··· Task inputs

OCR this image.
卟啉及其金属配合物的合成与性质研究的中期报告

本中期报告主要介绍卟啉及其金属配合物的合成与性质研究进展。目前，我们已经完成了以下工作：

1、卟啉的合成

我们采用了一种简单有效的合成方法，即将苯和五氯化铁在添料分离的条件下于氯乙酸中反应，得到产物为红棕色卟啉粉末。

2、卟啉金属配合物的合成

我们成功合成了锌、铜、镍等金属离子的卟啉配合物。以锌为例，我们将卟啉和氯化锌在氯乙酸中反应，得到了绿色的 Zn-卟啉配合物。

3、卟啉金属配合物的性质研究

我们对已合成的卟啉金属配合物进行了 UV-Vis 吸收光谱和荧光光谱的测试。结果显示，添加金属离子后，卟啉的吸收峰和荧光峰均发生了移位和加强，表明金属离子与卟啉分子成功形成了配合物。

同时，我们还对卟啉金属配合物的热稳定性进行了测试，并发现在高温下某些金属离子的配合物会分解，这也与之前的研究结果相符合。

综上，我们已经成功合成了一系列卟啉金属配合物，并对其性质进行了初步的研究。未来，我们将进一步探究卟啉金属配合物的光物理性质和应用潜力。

······

=== Written task ===
Extract all of the data shown above and repeat it verbatim.

=== Output below ===
OCR this image.
卟啉及其金属配合物的合成与性质研究的中期报告

本中期报告主要介绍卟啉及其金属配合物的合成与性质研究进展。目前，我们已经完成了以下工作：

1、卟啉的合成

我们采用了一种简单有效的合成方法，即将苯和五氯化铁在添料分离的条件下于氯乙酸中反应，得到产物为红棕色卟啉粉末。

2、卟啉金属配合物的合成

我们成功合成了锌、铜、镍等金属离子的卟啉配合物。以锌为例，我们将卟啉和氯化锌在氯乙酸中反应，得到了绿色的 Zn-卟啉配合物。

3、卟啉金属配合物的性质研究

我们对已合成的卟啉金属配合物进行了 UV-Vis 吸收光谱和荧光光谱的测试。结果显示，添加金属离子后，卟啉的吸收峰和荧光峰均发生了移位和加强，表明金属离子与卟啉分子成功形成了配合物。

同时，我们还对卟啉金属配合物的热稳定性进行了测试，并发现在高温下某些金属离子的配合物会分解，这也与之前的研究结果相符合。

综上，我们已经成功合成了一系列卟啉金属配合物，并对其性质进行了初步的研究。未来，我们将进一步探究卟啉金属配合物的光物理性质和应用潜力。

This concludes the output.